▶ **Task**:
Copy every record exactly, and keep the pictures out.

▶ **Entries supplied**:

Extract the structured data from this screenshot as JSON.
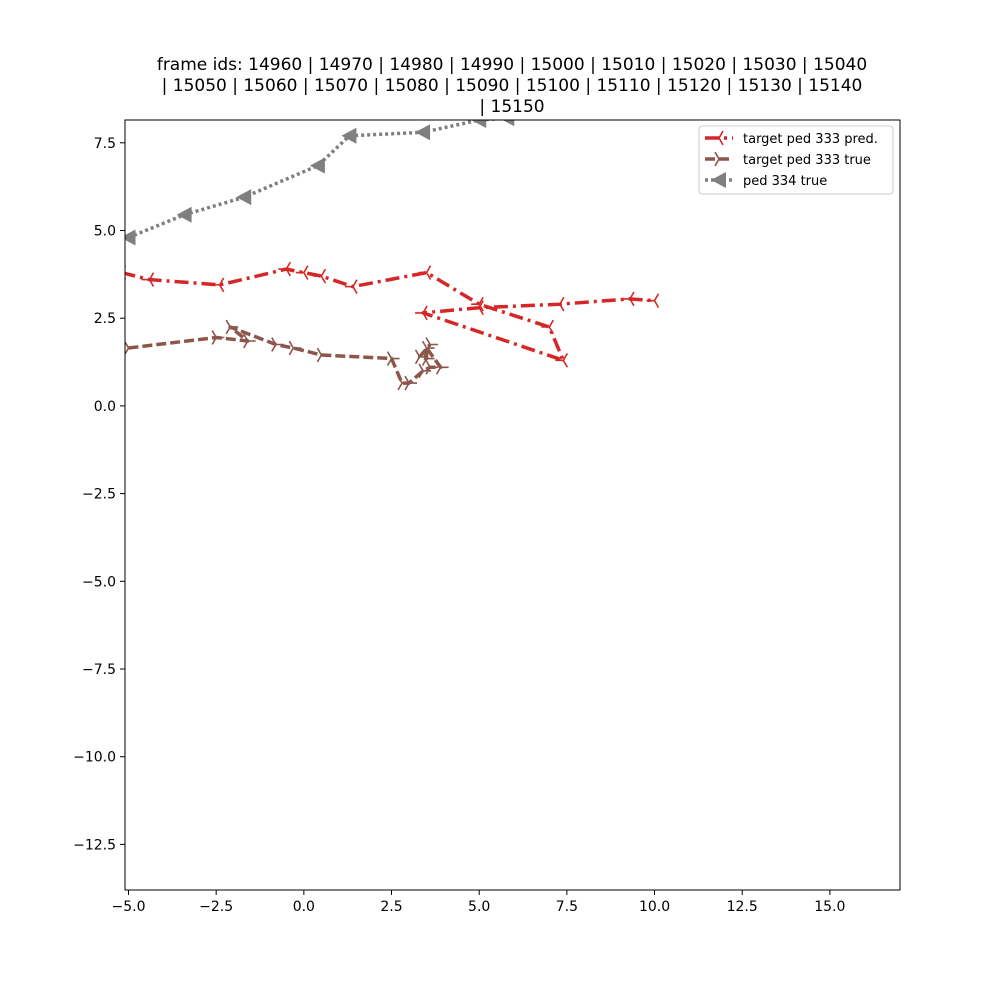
{
  "chart_data": {
    "type": "line",
    "title_lines": [
      "frame ids: 14960 | 14970 | 14980 | 14990 | 15000 | 15010 | 15020 | 15030 | 15040",
      "| 15050 | 15060 | 15070 | 15080 | 15090 | 15100 | 15110 | 15120 | 15130 | 15140",
      "| 15150"
    ],
    "xlabel": "",
    "ylabel": "",
    "xlim": [
      -5.1,
      17.0
    ],
    "ylim": [
      -13.8,
      8.15
    ],
    "xticks": [
      -5.0,
      -2.5,
      0.0,
      2.5,
      5.0,
      7.5,
      10.0,
      12.5,
      15.0
    ],
    "xtick_labels": [
      "−5.0",
      "−2.5",
      "0.0",
      "2.5",
      "5.0",
      "7.5",
      "10.0",
      "12.5",
      "15.0"
    ],
    "yticks": [
      7.5,
      5.0,
      2.5,
      0.0,
      -2.5,
      -5.0,
      -7.5,
      -10.0,
      -12.5
    ],
    "ytick_labels": [
      "7.5",
      "5.0",
      "2.5",
      "0.0",
      "−2.5",
      "−5.0",
      "−7.5",
      "−10.0",
      "−12.5"
    ],
    "grid": false,
    "legend_position": "top-right",
    "series": [
      {
        "name": "target ped 333 pred.",
        "color": "#d62728",
        "linestyle": "dash-dot",
        "marker": "tri-left",
        "points": [
          [
            -5.2,
            3.8
          ],
          [
            -4.4,
            3.6
          ],
          [
            -2.4,
            3.45
          ],
          [
            -0.5,
            3.9
          ],
          [
            0.0,
            3.8
          ],
          [
            0.5,
            3.7
          ],
          [
            1.4,
            3.4
          ],
          [
            3.5,
            3.8
          ],
          [
            5.0,
            2.9
          ],
          [
            7.0,
            2.25
          ],
          [
            7.4,
            1.3
          ],
          [
            3.4,
            2.65
          ],
          [
            5.0,
            2.8
          ],
          [
            7.3,
            2.9
          ],
          [
            9.3,
            3.05
          ],
          [
            10.0,
            3.0
          ]
        ]
      },
      {
        "name": "target ped 333 true",
        "color": "#8c564b",
        "linestyle": "dashed",
        "marker": "tri-right",
        "points": [
          [
            -5.0,
            1.65
          ],
          [
            -2.5,
            1.95
          ],
          [
            -1.6,
            1.85
          ],
          [
            -2.1,
            2.25
          ],
          [
            -0.8,
            1.75
          ],
          [
            -0.3,
            1.65
          ],
          [
            0.5,
            1.45
          ],
          [
            2.5,
            1.35
          ],
          [
            2.8,
            0.65
          ],
          [
            3.0,
            0.65
          ],
          [
            3.4,
            1.0
          ],
          [
            3.6,
            1.1
          ],
          [
            3.9,
            1.1
          ],
          [
            3.5,
            1.65
          ],
          [
            3.5,
            1.35
          ],
          [
            3.3,
            1.4
          ],
          [
            3.6,
            1.75
          ]
        ]
      },
      {
        "name": "ped 334 true",
        "color": "#7f7f7f",
        "linestyle": "dotted",
        "marker": "triangle-left",
        "points": [
          [
            -5.0,
            4.8
          ],
          [
            -3.4,
            5.45
          ],
          [
            -1.7,
            5.95
          ],
          [
            0.4,
            6.85
          ],
          [
            1.3,
            7.7
          ],
          [
            3.4,
            7.8
          ],
          [
            5.0,
            8.15
          ],
          [
            5.8,
            8.2
          ]
        ]
      }
    ]
  }
}
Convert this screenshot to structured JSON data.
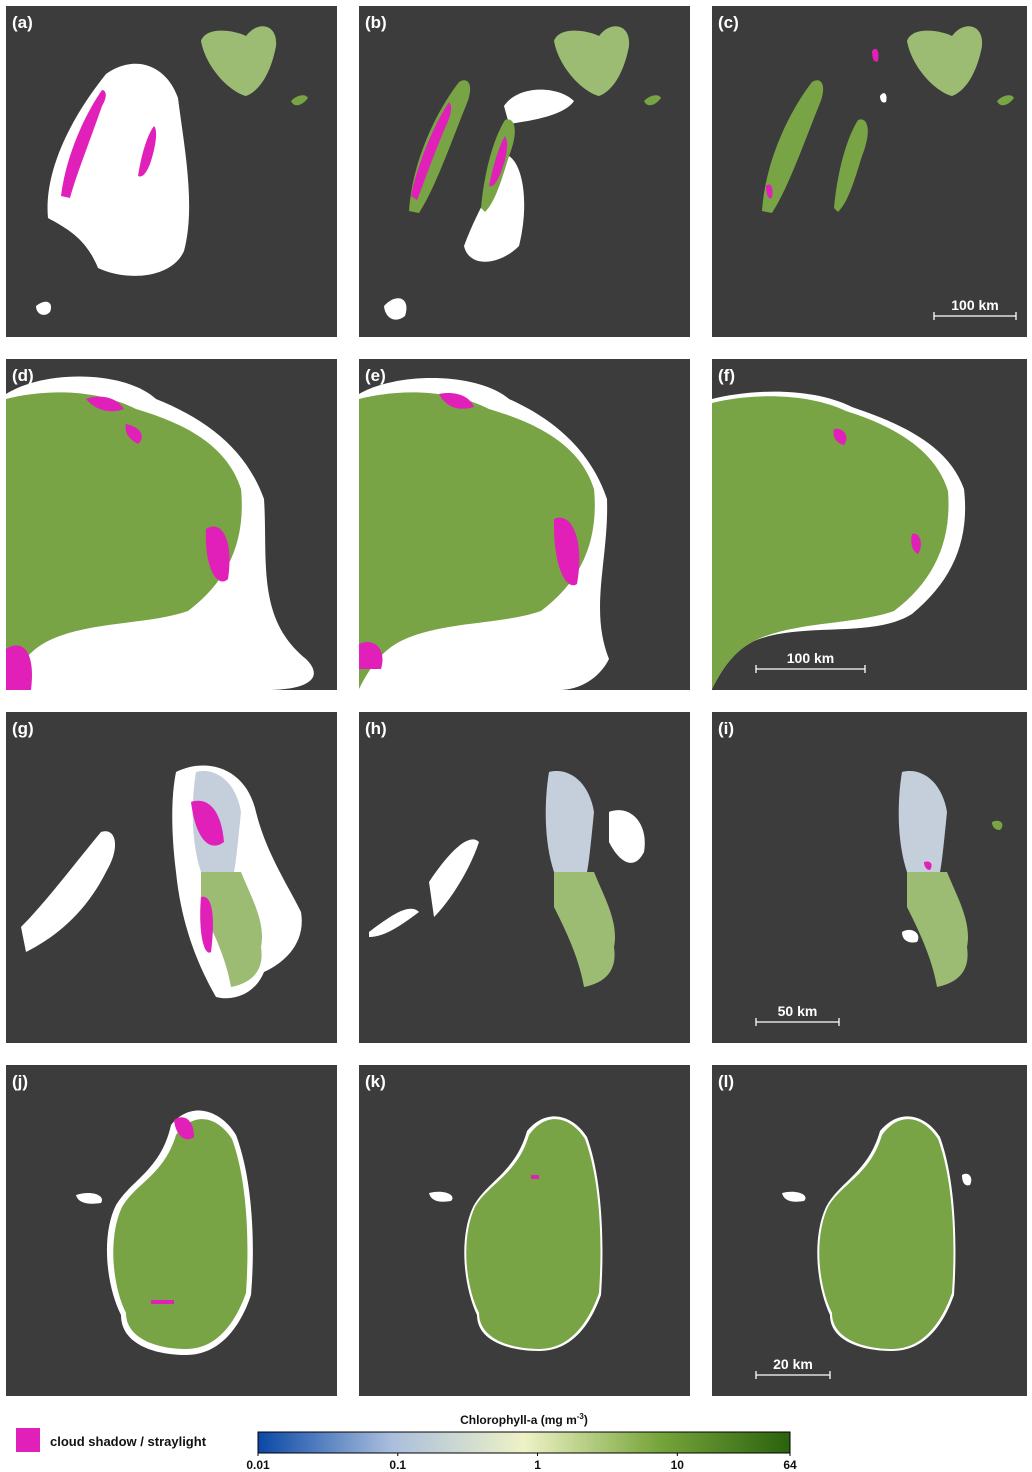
{
  "panels": [
    {
      "label": "(a)"
    },
    {
      "label": "(b)"
    },
    {
      "label": "(c)",
      "scale_bar": "100 km"
    },
    {
      "label": "(d)"
    },
    {
      "label": "(e)"
    },
    {
      "label": "(f)",
      "scale_bar": "100 km"
    },
    {
      "label": "(g)"
    },
    {
      "label": "(h)"
    },
    {
      "label": "(i)",
      "scale_bar": "50 km"
    },
    {
      "label": "(j)"
    },
    {
      "label": "(k)"
    },
    {
      "label": "(l)",
      "scale_bar": "20 km"
    }
  ],
  "legend": {
    "label": "cloud shadow / straylight",
    "color": "#e020b8"
  },
  "colorbar": {
    "title_parts": [
      "Chlorophyll-a (mg m",
      "-3",
      ")"
    ],
    "scale": "log",
    "lim": [
      0.01,
      64
    ],
    "ticks": [
      0.01,
      0.1,
      1,
      10,
      64
    ],
    "colors": [
      "#0a48a6",
      "#a9bedd",
      "#eef2c6",
      "#78a63c",
      "#2a620e"
    ]
  }
}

▶ **Written answer**:
Extract the structured data from this screenshot as JSON.
{
  "chart_data": {
    "type": "line",
    "title_lines": [
      "frame ids: 14960 | 14970 | 14980 | 14990 | 15000 | 15010 | 15020 | 15030 | 15040",
      "| 15050 | 15060 | 15070 | 15080 | 15090 | 15100 | 15110 | 15120 | 15130 | 15140",
      "| 15150"
    ],
    "xlabel": "",
    "ylabel": "",
    "xlim": [
      -5.1,
      17.0
    ],
    "ylim": [
      -13.8,
      8.15
    ],
    "xticks": [
      -5.0,
      -2.5,
      0.0,
      2.5,
      5.0,
      7.5,
      10.0,
      12.5,
      15.0
    ],
    "xtick_labels": [
      "−5.0",
      "−2.5",
      "0.0",
      "2.5",
      "5.0",
      "7.5",
      "10.0",
      "12.5",
      "15.0"
    ],
    "yticks": [
      7.5,
      5.0,
      2.5,
      0.0,
      -2.5,
      -5.0,
      -7.5,
      -10.0,
      -12.5
    ],
    "ytick_labels": [
      "7.5",
      "5.0",
      "2.5",
      "0.0",
      "−2.5",
      "−5.0",
      "−7.5",
      "−10.0",
      "−12.5"
    ],
    "grid": false,
    "legend_position": "top-right",
    "series": [
      {
        "name": "target ped 333 pred.",
        "color": "#d62728",
        "linestyle": "dash-dot",
        "marker": "tri-left",
        "points": [
          [
            -5.2,
            3.8
          ],
          [
            -4.4,
            3.6
          ],
          [
            -2.4,
            3.45
          ],
          [
            -0.5,
            3.9
          ],
          [
            0.0,
            3.8
          ],
          [
            0.5,
            3.7
          ],
          [
            1.4,
            3.4
          ],
          [
            3.5,
            3.8
          ],
          [
            5.0,
            2.9
          ],
          [
            7.0,
            2.25
          ],
          [
            7.4,
            1.3
          ],
          [
            3.4,
            2.65
          ],
          [
            5.0,
            2.8
          ],
          [
            7.3,
            2.9
          ],
          [
            9.3,
            3.05
          ],
          [
            10.0,
            3.0
          ]
        ]
      },
      {
        "name": "target ped 333 true",
        "color": "#8c564b",
        "linestyle": "dashed",
        "marker": "tri-right",
        "points": [
          [
            -5.0,
            1.65
          ],
          [
            -2.5,
            1.95
          ],
          [
            -1.6,
            1.85
          ],
          [
            -2.1,
            2.25
          ],
          [
            -0.8,
            1.75
          ],
          [
            -0.3,
            1.65
          ],
          [
            0.5,
            1.45
          ],
          [
            2.5,
            1.35
          ],
          [
            2.8,
            0.65
          ],
          [
            3.0,
            0.65
          ],
          [
            3.4,
            1.0
          ],
          [
            3.6,
            1.1
          ],
          [
            3.9,
            1.1
          ],
          [
            3.5,
            1.65
          ],
          [
            3.5,
            1.35
          ],
          [
            3.3,
            1.4
          ],
          [
            3.6,
            1.75
          ]
        ]
      },
      {
        "name": "ped 334 true",
        "color": "#7f7f7f",
        "linestyle": "dotted",
        "marker": "triangle-left",
        "points": [
          [
            -5.0,
            4.8
          ],
          [
            -3.4,
            5.45
          ],
          [
            -1.7,
            5.95
          ],
          [
            0.4,
            6.85
          ],
          [
            1.3,
            7.7
          ],
          [
            3.4,
            7.8
          ],
          [
            5.0,
            8.15
          ],
          [
            5.8,
            8.2
          ]
        ]
      }
    ]
  }
}
Convert this screenshot to structured JSON data.
{
  "panels": [
    {
      "label": "(a)"
    },
    {
      "label": "(b)"
    },
    {
      "label": "(c)",
      "scale_bar": "100 km"
    },
    {
      "label": "(d)"
    },
    {
      "label": "(e)"
    },
    {
      "label": "(f)",
      "scale_bar": "100 km"
    },
    {
      "label": "(g)"
    },
    {
      "label": "(h)"
    },
    {
      "label": "(i)",
      "scale_bar": "50 km"
    },
    {
      "label": "(j)"
    },
    {
      "label": "(k)"
    },
    {
      "label": "(l)",
      "scale_bar": "20 km"
    }
  ],
  "legend": {
    "label": "cloud shadow / straylight",
    "color": "#e020b8"
  },
  "colorbar": {
    "title_parts": [
      "Chlorophyll-a (mg m",
      "-3",
      ")"
    ],
    "scale": "log",
    "lim": [
      0.01,
      64
    ],
    "ticks": [
      0.01,
      0.1,
      1,
      10,
      64
    ],
    "colors": [
      "#0a48a6",
      "#a9bedd",
      "#eef2c6",
      "#78a63c",
      "#2a620e"
    ]
  }
}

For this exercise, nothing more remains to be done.